WHAT IS EXPECTED: The word "January" occurs in some of the lines below; copy each of those lines.

DATASET EXTRACT:

───

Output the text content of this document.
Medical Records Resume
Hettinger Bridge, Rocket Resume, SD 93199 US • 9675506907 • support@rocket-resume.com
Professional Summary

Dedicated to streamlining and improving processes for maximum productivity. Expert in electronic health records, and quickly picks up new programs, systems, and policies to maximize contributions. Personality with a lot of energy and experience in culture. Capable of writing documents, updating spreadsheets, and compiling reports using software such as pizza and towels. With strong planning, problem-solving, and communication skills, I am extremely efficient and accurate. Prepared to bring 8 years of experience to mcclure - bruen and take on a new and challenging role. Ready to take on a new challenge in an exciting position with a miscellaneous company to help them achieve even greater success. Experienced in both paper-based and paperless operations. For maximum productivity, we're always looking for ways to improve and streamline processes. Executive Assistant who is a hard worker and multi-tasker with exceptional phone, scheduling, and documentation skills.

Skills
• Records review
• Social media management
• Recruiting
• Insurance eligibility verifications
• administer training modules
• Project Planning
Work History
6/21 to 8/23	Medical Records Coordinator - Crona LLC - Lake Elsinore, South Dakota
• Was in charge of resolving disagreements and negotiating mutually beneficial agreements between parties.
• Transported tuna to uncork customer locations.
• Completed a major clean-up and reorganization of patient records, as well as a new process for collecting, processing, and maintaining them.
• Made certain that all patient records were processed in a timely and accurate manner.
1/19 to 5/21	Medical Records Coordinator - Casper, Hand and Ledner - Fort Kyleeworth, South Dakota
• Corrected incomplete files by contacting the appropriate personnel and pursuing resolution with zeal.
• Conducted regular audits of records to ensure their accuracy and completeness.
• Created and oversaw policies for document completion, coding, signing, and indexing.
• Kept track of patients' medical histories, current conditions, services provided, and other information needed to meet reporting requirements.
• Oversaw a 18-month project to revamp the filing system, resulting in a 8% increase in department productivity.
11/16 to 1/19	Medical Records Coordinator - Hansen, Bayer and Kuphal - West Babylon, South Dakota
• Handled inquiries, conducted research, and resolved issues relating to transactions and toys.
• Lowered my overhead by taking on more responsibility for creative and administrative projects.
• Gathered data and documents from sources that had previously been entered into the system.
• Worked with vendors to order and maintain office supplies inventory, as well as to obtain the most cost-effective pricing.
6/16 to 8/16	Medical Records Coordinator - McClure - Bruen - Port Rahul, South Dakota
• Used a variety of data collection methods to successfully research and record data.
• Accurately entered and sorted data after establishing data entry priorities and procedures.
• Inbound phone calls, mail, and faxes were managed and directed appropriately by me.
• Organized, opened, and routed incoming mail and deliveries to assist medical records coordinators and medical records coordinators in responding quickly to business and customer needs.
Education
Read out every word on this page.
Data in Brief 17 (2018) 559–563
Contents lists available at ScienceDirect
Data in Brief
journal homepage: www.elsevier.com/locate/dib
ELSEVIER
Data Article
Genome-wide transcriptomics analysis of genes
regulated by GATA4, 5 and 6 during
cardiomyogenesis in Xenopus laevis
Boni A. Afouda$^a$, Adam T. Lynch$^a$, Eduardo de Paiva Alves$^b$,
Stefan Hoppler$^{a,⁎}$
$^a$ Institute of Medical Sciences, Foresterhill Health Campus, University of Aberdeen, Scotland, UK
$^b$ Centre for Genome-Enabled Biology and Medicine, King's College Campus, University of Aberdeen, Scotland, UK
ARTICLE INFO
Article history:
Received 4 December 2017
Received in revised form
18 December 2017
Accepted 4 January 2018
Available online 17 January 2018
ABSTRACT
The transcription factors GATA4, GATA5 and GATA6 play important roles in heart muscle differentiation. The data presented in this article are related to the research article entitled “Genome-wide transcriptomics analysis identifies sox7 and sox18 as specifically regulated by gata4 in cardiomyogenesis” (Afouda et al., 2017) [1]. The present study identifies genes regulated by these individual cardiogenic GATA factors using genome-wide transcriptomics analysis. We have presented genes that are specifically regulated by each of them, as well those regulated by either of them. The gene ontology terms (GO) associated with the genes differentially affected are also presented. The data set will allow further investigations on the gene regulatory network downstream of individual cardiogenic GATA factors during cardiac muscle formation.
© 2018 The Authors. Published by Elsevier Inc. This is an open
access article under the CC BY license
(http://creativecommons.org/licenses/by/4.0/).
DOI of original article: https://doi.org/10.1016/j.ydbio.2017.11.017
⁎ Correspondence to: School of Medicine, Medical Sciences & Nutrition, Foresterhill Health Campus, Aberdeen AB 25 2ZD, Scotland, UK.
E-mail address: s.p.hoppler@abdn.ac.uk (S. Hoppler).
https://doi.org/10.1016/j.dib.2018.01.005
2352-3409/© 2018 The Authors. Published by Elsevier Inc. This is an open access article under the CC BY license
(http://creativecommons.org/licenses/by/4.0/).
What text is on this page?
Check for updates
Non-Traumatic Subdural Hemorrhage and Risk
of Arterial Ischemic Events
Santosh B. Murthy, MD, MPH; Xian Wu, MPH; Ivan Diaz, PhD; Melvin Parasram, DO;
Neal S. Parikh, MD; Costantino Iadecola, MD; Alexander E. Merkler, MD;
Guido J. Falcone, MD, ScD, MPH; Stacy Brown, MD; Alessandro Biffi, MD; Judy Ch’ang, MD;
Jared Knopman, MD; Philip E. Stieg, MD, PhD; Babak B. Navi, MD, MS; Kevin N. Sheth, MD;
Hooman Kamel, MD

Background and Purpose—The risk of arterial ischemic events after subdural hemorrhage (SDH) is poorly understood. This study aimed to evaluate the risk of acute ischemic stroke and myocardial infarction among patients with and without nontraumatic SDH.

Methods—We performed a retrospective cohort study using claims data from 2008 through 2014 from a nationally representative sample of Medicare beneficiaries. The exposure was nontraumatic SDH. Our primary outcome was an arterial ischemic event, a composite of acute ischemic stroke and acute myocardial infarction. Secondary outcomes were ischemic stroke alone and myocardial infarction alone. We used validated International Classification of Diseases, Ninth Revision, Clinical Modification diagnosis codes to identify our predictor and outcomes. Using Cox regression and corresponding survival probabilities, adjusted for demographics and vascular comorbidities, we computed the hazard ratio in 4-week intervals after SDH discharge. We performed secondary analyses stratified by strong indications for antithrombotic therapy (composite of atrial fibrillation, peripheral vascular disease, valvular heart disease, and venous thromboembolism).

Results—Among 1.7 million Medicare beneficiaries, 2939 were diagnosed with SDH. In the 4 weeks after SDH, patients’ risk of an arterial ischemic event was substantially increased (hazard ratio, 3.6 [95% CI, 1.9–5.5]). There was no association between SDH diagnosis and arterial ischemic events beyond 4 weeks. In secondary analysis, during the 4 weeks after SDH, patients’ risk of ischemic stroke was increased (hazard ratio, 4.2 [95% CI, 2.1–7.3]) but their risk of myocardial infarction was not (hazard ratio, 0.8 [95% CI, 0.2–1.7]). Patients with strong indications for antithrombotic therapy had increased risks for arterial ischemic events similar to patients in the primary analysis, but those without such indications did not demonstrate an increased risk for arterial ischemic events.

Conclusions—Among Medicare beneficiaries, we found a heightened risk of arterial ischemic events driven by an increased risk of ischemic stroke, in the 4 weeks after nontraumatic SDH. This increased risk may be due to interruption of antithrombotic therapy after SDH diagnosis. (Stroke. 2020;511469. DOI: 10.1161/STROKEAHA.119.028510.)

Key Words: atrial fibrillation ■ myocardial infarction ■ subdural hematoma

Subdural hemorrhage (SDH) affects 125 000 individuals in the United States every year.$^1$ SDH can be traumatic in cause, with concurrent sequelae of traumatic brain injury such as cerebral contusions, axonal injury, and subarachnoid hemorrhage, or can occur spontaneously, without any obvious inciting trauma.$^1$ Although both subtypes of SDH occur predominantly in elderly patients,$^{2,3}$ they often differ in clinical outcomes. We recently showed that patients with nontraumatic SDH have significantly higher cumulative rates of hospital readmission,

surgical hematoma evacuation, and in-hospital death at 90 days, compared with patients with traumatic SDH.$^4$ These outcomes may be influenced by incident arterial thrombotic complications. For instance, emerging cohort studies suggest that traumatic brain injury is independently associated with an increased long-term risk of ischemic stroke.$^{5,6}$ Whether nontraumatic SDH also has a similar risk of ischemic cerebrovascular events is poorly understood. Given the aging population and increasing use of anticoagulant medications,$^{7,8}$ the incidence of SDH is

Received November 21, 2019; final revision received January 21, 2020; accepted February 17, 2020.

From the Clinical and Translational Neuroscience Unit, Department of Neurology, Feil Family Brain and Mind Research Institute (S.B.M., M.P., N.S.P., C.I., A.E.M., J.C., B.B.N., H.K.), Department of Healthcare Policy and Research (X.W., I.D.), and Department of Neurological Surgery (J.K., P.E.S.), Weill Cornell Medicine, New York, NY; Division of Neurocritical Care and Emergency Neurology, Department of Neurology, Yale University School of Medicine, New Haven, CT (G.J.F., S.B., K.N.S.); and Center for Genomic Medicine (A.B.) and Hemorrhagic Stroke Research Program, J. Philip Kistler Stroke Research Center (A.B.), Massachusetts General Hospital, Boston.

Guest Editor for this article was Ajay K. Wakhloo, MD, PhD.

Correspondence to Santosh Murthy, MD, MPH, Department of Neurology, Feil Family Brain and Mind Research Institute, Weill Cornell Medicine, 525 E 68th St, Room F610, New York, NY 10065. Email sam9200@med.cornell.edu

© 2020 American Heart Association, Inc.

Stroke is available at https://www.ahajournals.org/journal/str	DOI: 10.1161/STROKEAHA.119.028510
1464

───

TASK OUTPUT:
Accepted 4 January 2018
Available online 17 January 2018
Received November 21, 2019; final revision received January 21, 2020; accepted February 17, 2020.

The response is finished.